(Data entries)
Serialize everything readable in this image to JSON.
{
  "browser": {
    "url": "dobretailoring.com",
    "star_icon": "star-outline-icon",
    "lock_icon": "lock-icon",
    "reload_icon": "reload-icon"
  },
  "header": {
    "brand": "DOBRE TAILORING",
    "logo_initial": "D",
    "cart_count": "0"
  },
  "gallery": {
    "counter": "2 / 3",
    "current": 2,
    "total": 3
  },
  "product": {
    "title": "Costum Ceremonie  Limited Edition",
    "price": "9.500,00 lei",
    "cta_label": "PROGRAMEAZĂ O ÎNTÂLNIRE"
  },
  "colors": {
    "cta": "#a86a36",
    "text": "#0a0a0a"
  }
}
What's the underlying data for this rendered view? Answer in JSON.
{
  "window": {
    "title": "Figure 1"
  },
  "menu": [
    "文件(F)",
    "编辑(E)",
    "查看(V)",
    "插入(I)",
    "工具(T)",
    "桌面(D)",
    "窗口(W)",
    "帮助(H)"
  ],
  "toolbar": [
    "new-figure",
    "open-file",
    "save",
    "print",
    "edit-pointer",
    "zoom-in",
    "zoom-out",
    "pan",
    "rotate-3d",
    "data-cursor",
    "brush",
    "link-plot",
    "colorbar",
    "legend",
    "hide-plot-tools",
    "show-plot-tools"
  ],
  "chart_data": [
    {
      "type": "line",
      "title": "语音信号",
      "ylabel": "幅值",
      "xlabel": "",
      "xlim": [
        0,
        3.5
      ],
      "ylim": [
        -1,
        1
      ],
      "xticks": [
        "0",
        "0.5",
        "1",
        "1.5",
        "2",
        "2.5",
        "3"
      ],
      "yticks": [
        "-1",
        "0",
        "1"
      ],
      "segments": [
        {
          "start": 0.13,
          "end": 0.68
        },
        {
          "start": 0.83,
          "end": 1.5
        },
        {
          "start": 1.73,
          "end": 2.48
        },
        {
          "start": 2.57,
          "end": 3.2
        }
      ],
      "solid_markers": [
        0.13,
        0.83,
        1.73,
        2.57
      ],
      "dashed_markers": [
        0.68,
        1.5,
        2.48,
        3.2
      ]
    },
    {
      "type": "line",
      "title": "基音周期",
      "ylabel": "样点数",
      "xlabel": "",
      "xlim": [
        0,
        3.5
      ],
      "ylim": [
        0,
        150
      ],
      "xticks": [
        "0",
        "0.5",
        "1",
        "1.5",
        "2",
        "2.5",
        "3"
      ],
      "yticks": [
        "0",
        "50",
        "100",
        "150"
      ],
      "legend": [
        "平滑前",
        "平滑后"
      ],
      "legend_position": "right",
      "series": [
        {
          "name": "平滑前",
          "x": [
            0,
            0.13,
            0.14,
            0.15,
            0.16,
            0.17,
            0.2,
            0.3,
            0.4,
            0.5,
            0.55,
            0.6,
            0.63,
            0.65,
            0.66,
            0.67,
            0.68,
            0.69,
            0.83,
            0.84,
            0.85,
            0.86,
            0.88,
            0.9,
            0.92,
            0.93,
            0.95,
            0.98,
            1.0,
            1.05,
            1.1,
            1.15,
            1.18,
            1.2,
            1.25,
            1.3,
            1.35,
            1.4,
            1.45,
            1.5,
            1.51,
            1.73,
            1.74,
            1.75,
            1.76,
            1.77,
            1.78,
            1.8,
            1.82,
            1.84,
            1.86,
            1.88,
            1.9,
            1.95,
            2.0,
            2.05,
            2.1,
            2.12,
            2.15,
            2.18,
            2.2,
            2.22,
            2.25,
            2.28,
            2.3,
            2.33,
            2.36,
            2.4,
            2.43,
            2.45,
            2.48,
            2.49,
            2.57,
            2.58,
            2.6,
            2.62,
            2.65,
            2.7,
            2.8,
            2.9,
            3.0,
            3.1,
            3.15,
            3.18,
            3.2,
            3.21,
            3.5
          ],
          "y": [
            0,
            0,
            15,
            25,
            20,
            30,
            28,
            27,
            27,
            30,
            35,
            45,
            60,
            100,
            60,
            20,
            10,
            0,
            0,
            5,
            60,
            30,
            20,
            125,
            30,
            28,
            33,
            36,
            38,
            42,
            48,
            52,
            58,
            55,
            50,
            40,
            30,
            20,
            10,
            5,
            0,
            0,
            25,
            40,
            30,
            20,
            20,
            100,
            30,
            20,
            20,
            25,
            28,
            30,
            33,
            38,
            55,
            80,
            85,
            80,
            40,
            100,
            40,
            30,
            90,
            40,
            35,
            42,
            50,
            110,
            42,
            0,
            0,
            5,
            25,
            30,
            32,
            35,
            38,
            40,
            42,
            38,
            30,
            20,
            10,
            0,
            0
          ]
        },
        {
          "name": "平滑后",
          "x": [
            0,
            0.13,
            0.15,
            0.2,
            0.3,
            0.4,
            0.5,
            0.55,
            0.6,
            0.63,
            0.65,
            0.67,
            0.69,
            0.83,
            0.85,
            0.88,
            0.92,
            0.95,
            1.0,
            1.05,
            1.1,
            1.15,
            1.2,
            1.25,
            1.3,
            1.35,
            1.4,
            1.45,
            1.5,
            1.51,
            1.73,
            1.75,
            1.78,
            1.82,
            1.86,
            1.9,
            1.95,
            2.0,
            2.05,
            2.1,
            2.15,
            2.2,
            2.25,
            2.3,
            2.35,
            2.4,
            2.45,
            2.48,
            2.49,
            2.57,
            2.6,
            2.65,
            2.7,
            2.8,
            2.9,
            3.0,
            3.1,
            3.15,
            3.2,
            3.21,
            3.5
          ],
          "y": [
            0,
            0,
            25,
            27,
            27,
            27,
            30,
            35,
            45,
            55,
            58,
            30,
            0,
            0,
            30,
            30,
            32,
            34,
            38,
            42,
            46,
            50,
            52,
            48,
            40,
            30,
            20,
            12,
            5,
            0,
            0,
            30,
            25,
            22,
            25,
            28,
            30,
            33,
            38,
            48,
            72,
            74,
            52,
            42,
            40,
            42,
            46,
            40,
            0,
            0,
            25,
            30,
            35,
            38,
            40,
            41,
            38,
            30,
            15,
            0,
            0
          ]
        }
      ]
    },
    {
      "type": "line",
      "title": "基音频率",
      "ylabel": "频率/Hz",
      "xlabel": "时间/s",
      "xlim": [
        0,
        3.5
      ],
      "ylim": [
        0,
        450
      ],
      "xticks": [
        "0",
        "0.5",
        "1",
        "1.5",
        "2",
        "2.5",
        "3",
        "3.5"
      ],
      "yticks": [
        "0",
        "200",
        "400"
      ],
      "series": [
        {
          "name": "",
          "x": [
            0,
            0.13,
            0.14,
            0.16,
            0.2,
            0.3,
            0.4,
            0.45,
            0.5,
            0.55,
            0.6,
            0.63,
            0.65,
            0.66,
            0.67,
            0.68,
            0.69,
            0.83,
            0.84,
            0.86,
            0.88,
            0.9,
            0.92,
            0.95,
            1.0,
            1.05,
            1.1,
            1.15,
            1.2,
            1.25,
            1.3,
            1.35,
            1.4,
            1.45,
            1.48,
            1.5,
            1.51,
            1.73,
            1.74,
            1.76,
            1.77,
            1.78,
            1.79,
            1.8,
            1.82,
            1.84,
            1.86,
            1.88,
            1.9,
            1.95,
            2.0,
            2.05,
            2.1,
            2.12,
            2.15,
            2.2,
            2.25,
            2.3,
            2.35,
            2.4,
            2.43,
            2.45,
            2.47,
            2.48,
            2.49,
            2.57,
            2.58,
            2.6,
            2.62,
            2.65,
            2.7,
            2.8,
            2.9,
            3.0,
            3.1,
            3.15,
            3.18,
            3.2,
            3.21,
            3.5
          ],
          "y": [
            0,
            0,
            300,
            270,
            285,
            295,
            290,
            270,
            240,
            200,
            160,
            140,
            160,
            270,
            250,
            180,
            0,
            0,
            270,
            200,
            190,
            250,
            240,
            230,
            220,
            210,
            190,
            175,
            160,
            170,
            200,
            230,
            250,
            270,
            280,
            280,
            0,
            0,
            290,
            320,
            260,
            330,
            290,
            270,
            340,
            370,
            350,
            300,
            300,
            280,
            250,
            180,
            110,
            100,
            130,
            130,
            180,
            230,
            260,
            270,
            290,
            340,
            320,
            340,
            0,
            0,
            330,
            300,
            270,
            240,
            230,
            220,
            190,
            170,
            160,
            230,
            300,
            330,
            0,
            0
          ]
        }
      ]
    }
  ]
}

■ **STATED EXERCISE**: Report how many lines of the listing above include the word "this". Say nothing but the number.

■ **ANSWER**: 2